> _WORK INSTRUCTIONS_: Write out each line from the data below that includes the word "ดฝนตกหน".

> _EXERCISE INPUT_:
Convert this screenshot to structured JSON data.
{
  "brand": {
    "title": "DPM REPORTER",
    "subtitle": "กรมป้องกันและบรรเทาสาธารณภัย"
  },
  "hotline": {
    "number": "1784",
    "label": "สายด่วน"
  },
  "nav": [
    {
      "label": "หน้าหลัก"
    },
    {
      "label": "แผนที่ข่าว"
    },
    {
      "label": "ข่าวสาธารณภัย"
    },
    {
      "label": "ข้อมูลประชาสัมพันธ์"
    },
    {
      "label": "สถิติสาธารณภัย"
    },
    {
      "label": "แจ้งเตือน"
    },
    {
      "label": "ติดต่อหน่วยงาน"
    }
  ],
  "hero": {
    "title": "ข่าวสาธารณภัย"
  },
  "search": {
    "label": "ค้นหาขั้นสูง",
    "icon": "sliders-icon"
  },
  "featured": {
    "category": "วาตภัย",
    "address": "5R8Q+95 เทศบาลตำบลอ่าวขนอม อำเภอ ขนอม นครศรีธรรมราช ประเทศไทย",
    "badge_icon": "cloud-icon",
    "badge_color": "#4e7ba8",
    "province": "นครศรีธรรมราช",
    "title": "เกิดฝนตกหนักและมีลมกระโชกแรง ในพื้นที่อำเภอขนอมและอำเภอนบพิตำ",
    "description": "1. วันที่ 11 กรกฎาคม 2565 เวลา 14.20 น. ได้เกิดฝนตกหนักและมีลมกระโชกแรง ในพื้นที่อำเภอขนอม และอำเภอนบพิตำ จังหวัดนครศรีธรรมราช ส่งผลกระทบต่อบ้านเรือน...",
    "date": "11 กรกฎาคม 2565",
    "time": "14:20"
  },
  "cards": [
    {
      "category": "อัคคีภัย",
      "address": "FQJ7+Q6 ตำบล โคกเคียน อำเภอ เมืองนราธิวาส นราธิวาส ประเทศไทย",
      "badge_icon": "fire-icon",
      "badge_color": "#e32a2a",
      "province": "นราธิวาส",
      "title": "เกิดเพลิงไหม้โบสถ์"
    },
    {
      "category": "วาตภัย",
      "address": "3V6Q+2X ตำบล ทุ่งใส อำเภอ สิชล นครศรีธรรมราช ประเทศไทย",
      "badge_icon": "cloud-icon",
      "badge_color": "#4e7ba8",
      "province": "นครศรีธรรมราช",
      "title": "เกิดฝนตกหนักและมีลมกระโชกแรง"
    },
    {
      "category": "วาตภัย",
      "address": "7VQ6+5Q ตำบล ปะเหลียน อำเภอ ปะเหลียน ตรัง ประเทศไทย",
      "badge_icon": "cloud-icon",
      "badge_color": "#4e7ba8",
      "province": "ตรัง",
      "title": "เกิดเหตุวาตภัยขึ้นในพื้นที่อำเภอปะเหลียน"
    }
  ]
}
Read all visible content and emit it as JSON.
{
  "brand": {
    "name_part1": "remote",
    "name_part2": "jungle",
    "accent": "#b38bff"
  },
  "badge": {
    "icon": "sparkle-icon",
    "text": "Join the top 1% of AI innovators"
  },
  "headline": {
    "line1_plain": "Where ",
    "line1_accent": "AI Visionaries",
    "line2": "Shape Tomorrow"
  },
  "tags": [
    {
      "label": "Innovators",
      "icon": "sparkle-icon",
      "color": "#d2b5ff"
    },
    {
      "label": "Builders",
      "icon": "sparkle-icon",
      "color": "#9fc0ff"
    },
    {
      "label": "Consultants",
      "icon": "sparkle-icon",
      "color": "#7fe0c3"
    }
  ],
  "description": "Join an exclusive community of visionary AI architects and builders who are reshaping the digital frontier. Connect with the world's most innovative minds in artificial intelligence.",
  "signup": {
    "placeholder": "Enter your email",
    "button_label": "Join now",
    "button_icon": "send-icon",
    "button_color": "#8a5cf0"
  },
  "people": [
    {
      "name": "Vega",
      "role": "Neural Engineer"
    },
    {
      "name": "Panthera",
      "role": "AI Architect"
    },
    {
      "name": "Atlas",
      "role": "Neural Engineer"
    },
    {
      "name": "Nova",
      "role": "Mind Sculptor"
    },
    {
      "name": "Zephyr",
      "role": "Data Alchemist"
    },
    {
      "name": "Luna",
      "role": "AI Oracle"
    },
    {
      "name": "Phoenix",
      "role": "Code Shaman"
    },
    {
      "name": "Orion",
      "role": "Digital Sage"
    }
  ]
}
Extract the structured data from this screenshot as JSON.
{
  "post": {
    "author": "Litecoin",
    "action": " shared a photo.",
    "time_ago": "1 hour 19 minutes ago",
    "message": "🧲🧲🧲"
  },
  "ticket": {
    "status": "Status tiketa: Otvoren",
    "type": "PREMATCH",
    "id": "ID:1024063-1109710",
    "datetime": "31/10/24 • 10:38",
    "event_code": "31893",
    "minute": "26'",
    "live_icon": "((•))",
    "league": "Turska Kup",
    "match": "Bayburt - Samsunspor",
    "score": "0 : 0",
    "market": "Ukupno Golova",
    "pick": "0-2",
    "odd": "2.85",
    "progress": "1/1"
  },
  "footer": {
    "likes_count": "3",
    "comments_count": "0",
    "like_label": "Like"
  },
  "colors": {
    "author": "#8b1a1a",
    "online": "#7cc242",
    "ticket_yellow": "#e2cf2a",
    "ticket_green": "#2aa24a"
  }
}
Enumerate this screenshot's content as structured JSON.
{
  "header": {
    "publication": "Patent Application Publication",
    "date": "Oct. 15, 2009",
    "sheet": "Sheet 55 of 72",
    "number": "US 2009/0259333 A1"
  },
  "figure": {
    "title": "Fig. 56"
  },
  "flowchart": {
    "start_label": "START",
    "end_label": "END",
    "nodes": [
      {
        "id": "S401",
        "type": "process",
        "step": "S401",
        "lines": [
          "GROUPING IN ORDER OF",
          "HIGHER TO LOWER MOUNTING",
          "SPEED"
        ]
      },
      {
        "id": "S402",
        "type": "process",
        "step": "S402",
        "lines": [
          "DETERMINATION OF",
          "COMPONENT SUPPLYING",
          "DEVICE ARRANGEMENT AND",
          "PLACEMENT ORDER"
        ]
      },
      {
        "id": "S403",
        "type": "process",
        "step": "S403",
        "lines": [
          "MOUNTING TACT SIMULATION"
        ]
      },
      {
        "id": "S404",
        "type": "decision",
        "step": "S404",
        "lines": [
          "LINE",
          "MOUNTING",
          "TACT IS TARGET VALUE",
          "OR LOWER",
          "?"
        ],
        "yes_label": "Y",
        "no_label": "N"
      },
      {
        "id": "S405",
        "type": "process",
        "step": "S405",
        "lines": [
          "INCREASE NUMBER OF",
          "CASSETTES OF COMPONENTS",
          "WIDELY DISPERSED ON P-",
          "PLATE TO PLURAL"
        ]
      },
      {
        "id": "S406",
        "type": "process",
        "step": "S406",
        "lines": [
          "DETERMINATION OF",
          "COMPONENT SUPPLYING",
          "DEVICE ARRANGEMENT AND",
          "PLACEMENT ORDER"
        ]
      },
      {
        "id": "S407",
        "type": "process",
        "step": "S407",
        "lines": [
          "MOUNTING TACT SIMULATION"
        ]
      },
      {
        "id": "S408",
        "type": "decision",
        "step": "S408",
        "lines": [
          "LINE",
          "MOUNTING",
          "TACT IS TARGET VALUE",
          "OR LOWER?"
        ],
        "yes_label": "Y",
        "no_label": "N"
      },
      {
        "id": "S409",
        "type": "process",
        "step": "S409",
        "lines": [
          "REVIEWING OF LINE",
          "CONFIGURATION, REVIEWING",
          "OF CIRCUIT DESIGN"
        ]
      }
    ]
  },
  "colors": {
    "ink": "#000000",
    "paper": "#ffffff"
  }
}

> _CORRECT RESPONSE_:
    "title": "เกิดฝนตกหนักและมีลมกระโชกแรง ในพื้นที่อำเภอขนอมและอำเภอนบพิตำ",
    "description": "1. วันที่ 11 กรกฎาคม 2565 เวลา 14.20 น. ได้เกิดฝนตกหนักและมีลมกระโชกแรง ในพื้นที่อำเภอขนอม และอำเภอนบพิตำ จังหวัดนครศรีธรรมราช ส่งผลกระทบต่อบ้านเรือน...",
      "title": "เกิดฝนตกหนักและมีลมกระโชกแรง"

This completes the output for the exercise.